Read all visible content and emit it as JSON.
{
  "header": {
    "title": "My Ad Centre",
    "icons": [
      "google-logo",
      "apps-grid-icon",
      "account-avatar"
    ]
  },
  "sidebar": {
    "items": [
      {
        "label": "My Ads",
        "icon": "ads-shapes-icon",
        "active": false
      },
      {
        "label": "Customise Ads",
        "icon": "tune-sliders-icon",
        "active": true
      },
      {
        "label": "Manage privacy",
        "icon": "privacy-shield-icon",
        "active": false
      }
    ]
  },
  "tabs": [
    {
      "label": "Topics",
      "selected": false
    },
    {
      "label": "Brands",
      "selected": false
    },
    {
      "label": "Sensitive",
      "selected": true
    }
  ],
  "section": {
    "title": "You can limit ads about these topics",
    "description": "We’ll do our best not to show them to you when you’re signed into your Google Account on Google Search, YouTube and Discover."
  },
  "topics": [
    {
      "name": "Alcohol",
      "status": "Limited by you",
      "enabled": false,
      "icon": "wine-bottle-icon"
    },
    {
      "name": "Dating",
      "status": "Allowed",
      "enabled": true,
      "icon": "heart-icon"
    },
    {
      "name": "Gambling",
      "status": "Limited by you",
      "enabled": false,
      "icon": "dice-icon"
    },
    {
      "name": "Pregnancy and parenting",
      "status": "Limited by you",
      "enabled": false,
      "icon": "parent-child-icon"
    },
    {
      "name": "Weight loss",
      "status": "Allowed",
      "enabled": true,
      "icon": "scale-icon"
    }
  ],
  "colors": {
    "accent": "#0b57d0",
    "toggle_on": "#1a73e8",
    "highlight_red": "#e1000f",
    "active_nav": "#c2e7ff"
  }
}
+++
--- INSTRUCTION ---
Of the lines in the entries above, how many include "label"? Only the number should be given.

--- REPLY TO THE EXERCISE ---
6